| TASK INSTRUCTIONS |
Each entry in the listing below should be restated word for word.

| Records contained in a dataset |
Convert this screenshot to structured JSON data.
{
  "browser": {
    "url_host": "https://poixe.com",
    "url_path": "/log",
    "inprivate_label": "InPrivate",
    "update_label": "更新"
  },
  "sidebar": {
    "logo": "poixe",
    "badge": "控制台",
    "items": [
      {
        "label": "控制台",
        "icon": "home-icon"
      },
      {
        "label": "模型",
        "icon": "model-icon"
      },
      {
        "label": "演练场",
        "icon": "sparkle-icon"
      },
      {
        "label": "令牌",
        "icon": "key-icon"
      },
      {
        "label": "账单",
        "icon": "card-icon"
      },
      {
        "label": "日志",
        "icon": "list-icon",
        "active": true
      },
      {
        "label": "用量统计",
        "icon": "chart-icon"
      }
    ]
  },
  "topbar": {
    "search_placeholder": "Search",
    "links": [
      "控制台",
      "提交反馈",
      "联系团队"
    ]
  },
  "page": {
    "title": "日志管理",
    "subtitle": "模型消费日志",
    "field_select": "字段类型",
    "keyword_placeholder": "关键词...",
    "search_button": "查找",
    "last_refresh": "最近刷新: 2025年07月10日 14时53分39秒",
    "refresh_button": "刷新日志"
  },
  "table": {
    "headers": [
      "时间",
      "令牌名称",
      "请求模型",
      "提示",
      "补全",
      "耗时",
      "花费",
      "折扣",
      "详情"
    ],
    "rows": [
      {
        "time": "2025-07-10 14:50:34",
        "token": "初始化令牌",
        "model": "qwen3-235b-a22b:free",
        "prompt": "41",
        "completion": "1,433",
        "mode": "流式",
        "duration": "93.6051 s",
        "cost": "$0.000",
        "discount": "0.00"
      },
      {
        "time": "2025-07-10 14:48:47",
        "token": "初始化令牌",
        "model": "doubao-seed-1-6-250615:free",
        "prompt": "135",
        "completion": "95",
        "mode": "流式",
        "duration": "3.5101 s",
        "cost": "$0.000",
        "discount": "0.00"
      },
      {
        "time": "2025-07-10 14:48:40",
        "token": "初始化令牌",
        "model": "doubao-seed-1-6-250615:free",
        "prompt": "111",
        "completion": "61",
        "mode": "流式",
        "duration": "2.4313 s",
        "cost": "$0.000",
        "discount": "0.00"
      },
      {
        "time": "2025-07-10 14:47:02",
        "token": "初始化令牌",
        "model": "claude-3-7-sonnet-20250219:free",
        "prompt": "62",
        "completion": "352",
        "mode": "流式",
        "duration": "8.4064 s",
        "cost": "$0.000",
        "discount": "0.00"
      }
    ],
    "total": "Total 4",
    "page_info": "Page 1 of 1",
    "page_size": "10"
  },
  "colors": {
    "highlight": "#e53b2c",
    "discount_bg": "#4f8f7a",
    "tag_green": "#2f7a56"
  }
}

| TASK RESPONSE |
Convert this screenshot to structured JSON data.
{
  "browser": {
    "url_host": "https://poixe.com",
    "url_path": "/log",
    "inprivate_label": "InPrivate",
    "update_label": "更新"
  },
  "sidebar": {
    "logo": "poixe",
    "badge": "控制台",
    "items": [
      {
        "label": "控制台",
        "icon": "home-icon"
      },
      {
        "label": "模型",
        "icon": "model-icon"
      },
      {
        "label": "演练场",
        "icon": "sparkle-icon"
      },
      {
        "label": "令牌",
        "icon": "key-icon"
      },
      {
        "label": "账单",
        "icon": "card-icon"
      },
      {
        "label": "日志",
        "icon": "list-icon",
        "active": true
      },
      {
        "label": "用量统计",
        "icon": "chart-icon"
      }
    ]
  },
  "topbar": {
    "search_placeholder": "Search",
    "links": [
      "控制台",
      "提交反馈",
      "联系团队"
    ]
  },
  "page": {
    "title": "日志管理",
    "subtitle": "模型消费日志",
    "field_select": "字段类型",
    "keyword_placeholder": "关键词...",
    "search_button": "查找",
    "last_refresh": "最近刷新: 2025年07月10日 14时53分39秒",
    "refresh_button": "刷新日志"
  },
  "table": {
    "headers": [
      "时间",
      "令牌名称",
      "请求模型",
      "提示",
      "补全",
      "耗时",
      "花费",
      "折扣",
      "详情"
    ],
    "rows": [
      {
        "time": "2025-07-10 14:50:34",
        "token": "初始化令牌",
        "model": "qwen3-235b-a22b:free",
        "prompt": "41",
        "completion": "1,433",
        "mode": "流式",
        "duration": "93.6051 s",
        "cost": "$0.000",
        "discount": "0.00"
      },
      {
        "time": "2025-07-10 14:48:47",
        "token": "初始化令牌",
        "model": "doubao-seed-1-6-250615:free",
        "prompt": "135",
        "completion": "95",
        "mode": "流式",
        "duration": "3.5101 s",
        "cost": "$0.000",
        "discount": "0.00"
      },
      {
        "time": "2025-07-10 14:48:40",
        "token": "初始化令牌",
        "model": "doubao-seed-1-6-250615:free",
        "prompt": "111",
        "completion": "61",
        "mode": "流式",
        "duration": "2.4313 s",
        "cost": "$0.000",
        "discount": "0.00"
      },
      {
        "time": "2025-07-10 14:47:02",
        "token": "初始化令牌",
        "model": "claude-3-7-sonnet-20250219:free",
        "prompt": "62",
        "completion": "352",
        "mode": "流式",
        "duration": "8.4064 s",
        "cost": "$0.000",
        "discount": "0.00"
      }
    ],
    "total": "Total 4",
    "page_info": "Page 1 of 1",
    "page_size": "10"
  },
  "colors": {
    "highlight": "#e53b2c",
    "discount_bg": "#4f8f7a",
    "tag_green": "#2f7a56"
  }
}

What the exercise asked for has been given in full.